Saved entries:
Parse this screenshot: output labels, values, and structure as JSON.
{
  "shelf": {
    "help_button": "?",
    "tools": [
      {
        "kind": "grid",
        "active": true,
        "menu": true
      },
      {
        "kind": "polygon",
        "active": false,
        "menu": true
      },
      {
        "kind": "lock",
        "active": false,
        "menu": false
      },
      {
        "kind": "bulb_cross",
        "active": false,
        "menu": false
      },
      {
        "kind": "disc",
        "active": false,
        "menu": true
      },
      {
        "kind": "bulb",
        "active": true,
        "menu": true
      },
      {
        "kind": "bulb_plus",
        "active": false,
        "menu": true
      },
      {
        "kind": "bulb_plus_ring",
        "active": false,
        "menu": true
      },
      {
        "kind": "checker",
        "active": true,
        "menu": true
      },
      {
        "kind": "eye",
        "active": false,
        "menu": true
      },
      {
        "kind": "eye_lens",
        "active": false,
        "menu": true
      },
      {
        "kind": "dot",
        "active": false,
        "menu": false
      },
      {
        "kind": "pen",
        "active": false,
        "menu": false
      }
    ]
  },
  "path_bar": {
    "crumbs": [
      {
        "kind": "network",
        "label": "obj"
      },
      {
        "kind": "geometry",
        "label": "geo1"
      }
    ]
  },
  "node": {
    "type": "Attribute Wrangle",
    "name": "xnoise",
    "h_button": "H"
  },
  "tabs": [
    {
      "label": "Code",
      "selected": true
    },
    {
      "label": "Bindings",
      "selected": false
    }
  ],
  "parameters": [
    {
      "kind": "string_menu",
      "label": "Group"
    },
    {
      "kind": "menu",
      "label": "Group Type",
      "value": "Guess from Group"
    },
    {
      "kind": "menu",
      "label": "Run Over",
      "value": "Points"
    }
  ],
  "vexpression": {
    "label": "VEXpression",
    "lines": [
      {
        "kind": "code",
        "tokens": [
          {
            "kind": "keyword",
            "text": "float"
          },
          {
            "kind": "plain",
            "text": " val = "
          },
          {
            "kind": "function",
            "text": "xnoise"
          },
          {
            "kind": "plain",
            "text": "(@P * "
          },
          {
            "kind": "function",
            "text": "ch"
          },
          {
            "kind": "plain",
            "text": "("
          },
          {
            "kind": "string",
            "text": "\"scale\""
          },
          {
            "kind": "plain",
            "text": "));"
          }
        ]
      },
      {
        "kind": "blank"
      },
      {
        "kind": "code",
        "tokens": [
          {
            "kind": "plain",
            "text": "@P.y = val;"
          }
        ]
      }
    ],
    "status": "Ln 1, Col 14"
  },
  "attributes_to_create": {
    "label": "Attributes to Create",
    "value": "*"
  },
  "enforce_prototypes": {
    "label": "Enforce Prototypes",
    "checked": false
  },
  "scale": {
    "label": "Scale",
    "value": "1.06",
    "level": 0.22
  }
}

• **Written instruction**
Take the data above and return it exactly.

• **Result**
Parse this screenshot: output labels, values, and structure as JSON.
{
  "shelf": {
    "help_button": "?",
    "tools": [
      {
        "kind": "grid",
        "active": true,
        "menu": true
      },
      {
        "kind": "polygon",
        "active": false,
        "menu": true
      },
      {
        "kind": "lock",
        "active": false,
        "menu": false
      },
      {
        "kind": "bulb_cross",
        "active": false,
        "menu": false
      },
      {
        "kind": "disc",
        "active": false,
        "menu": true
      },
      {
        "kind": "bulb",
        "active": true,
        "menu": true
      },
      {
        "kind": "bulb_plus",
        "active": false,
        "menu": true
      },
      {
        "kind": "bulb_plus_ring",
        "active": false,
        "menu": true
      },
      {
        "kind": "checker",
        "active": true,
        "menu": true
      },
      {
        "kind": "eye",
        "active": false,
        "menu": true
      },
      {
        "kind": "eye_lens",
        "active": false,
        "menu": true
      },
      {
        "kind": "dot",
        "active": false,
        "menu": false
      },
      {
        "kind": "pen",
        "active": false,
        "menu": false
      }
    ]
  },
  "path_bar": {
    "crumbs": [
      {
        "kind": "network",
        "label": "obj"
      },
      {
        "kind": "geometry",
        "label": "geo1"
      }
    ]
  },
  "node": {
    "type": "Attribute Wrangle",
    "name": "xnoise",
    "h_button": "H"
  },
  "tabs": [
    {
      "label": "Code",
      "selected": true
    },
    {
      "label": "Bindings",
      "selected": false
    }
  ],
  "parameters": [
    {
      "kind": "string_menu",
      "label": "Group"
    },
    {
      "kind": "menu",
      "label": "Group Type",
      "value": "Guess from Group"
    },
    {
      "kind": "menu",
      "label": "Run Over",
      "value": "Points"
    }
  ],
  "vexpression": {
    "label": "VEXpression",
    "lines": [
      {
        "kind": "code",
        "tokens": [
          {
            "kind": "keyword",
            "text": "float"
          },
          {
            "kind": "plain",
            "text": " val = "
          },
          {
            "kind": "function",
            "text": "xnoise"
          },
          {
            "kind": "plain",
            "text": "(@P * "
          },
          {
            "kind": "function",
            "text": "ch"
          },
          {
            "kind": "plain",
            "text": "("
          },
          {
            "kind": "string",
            "text": "\"scale\""
          },
          {
            "kind": "plain",
            "text": "));"
          }
        ]
      },
      {
        "kind": "blank"
      },
      {
        "kind": "code",
        "tokens": [
          {
            "kind": "plain",
            "text": "@P.y = val;"
          }
        ]
      }
    ],
    "status": "Ln 1, Col 14"
  },
  "attributes_to_create": {
    "label": "Attributes to Create",
    "value": "*"
  },
  "enforce_prototypes": {
    "label": "Enforce Prototypes",
    "checked": false
  },
  "scale": {
    "label": "Scale",
    "value": "1.06",
    "level": 0.22
  }
}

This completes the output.